» **TASK REQUIREMENTS**
Write the material out again in full, word for word. Do not include the pictures.
+++++
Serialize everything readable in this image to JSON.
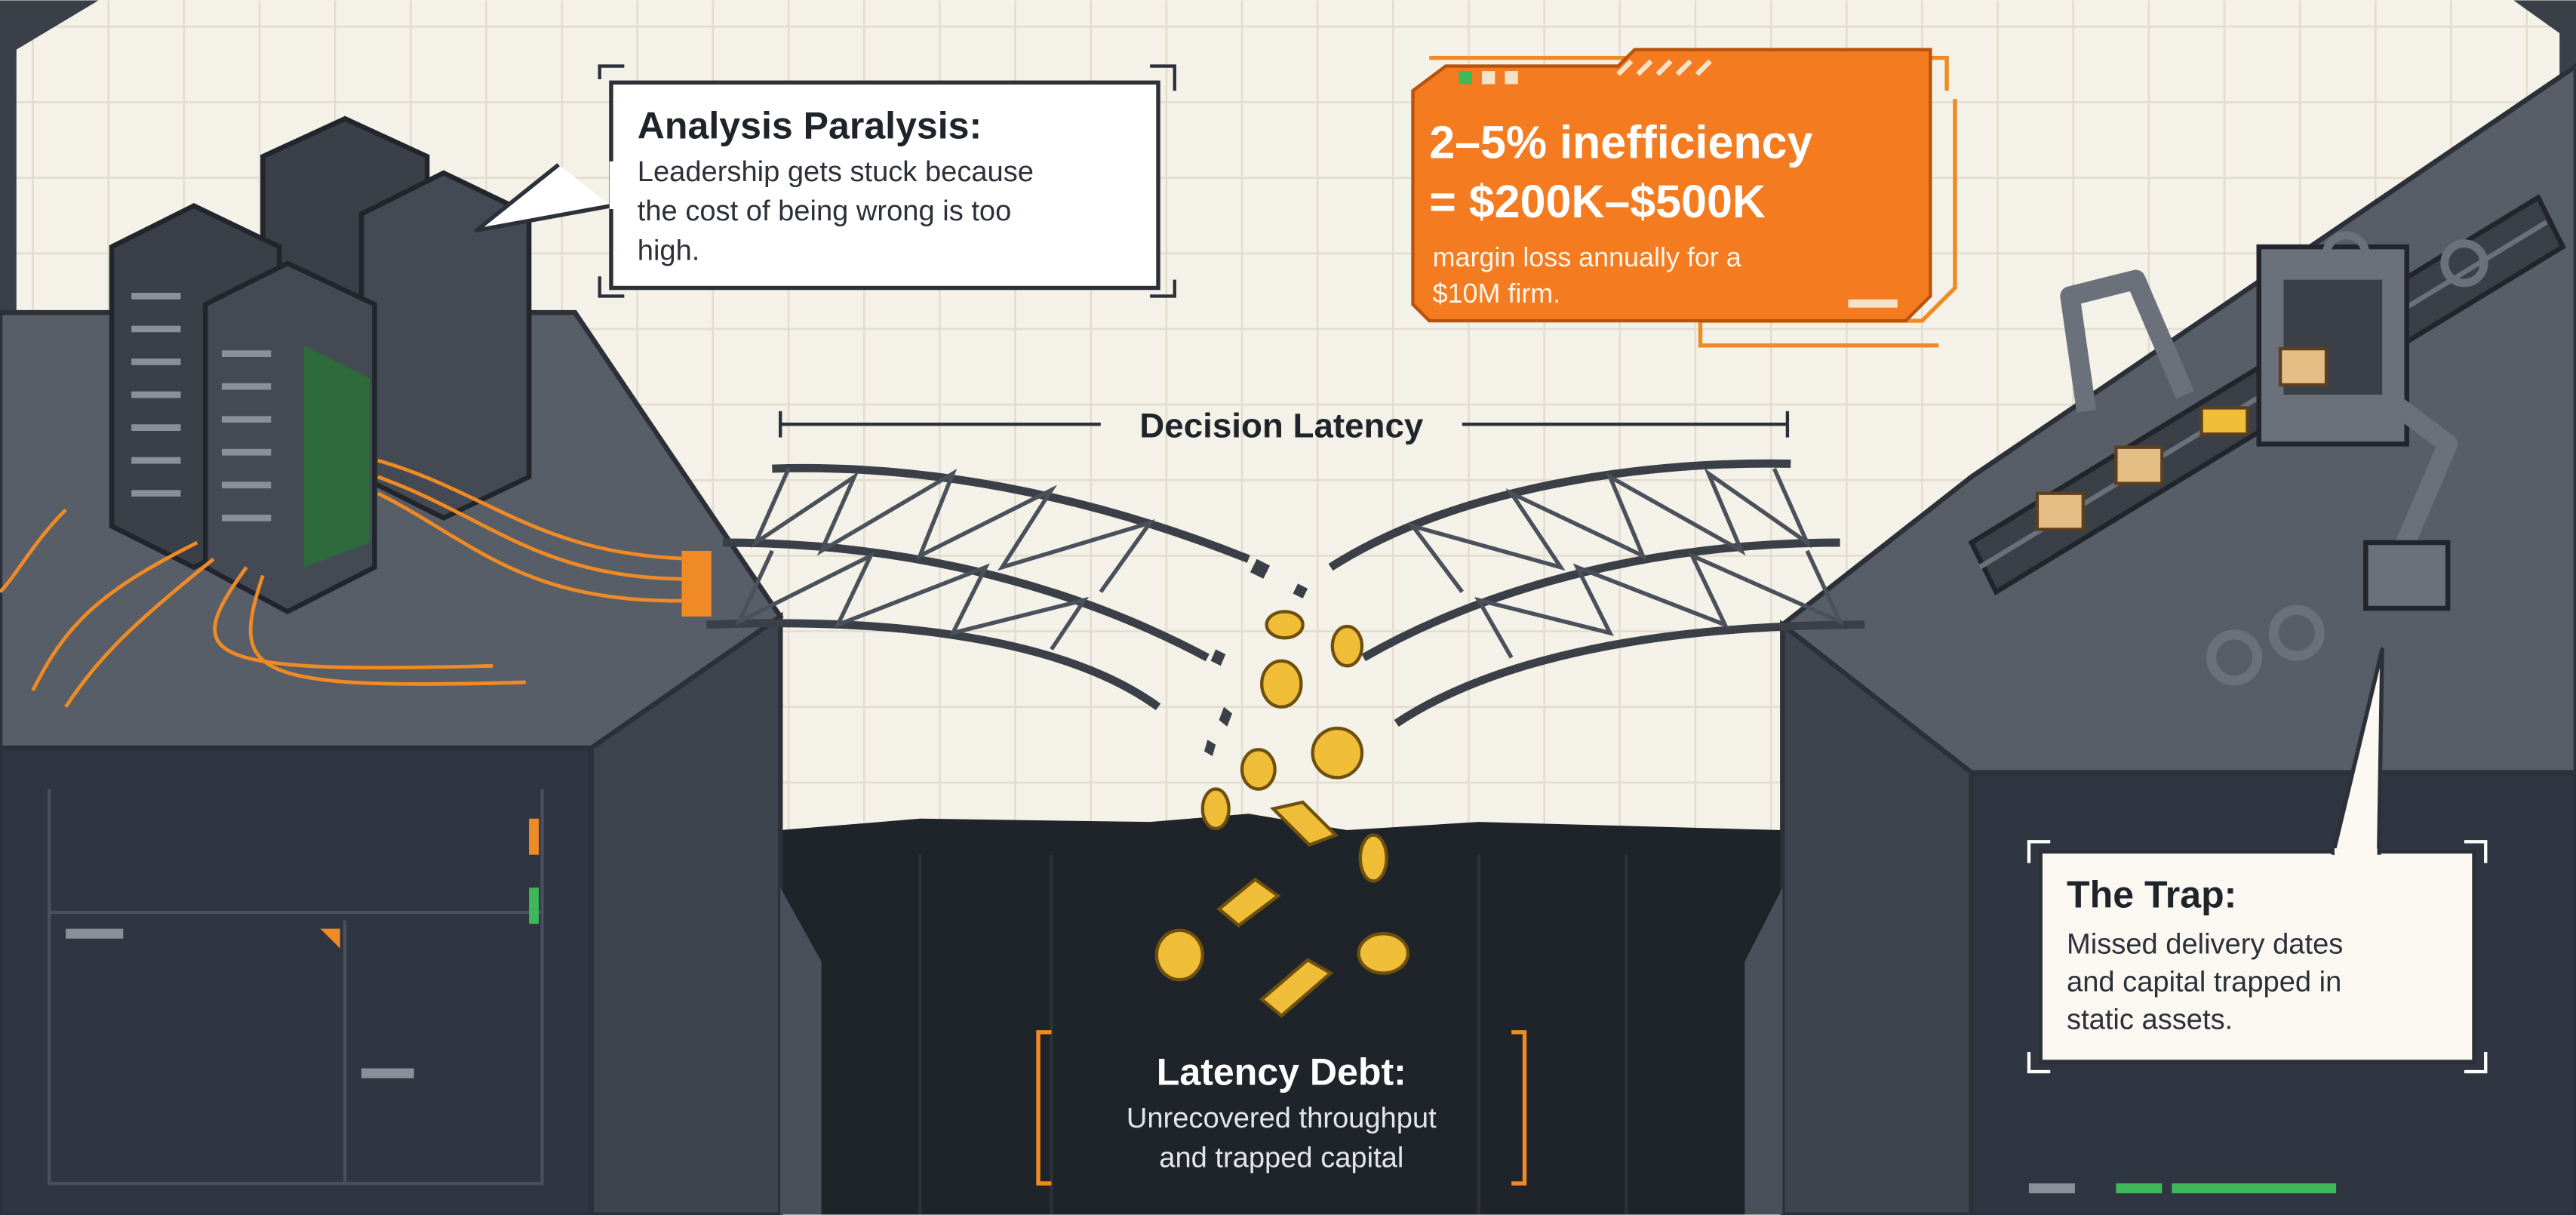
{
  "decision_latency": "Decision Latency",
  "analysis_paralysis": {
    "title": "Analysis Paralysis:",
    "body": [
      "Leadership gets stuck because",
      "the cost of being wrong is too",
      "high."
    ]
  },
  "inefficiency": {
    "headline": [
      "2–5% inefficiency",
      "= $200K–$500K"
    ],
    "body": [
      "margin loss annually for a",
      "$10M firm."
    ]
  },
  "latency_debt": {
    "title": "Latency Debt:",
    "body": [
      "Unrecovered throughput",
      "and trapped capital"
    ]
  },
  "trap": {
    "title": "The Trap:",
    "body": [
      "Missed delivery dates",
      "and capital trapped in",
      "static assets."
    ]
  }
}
+++++
» **SOLUTION**
Serialize everything readable in this image to JSON.
{
  "decision_latency": "Decision Latency",
  "analysis_paralysis": {
    "title": "Analysis Paralysis:",
    "body": [
      "Leadership gets stuck because",
      "the cost of being wrong is too",
      "high."
    ]
  },
  "inefficiency": {
    "headline": [
      "2–5% inefficiency",
      "= $200K–$500K"
    ],
    "body": [
      "margin loss annually for a",
      "$10M firm."
    ]
  },
  "latency_debt": {
    "title": "Latency Debt:",
    "body": [
      "Unrecovered throughput",
      "and trapped capital"
    ]
  },
  "trap": {
    "title": "The Trap:",
    "body": [
      "Missed delivery dates",
      "and capital trapped in",
      "static assets."
    ]
  }
}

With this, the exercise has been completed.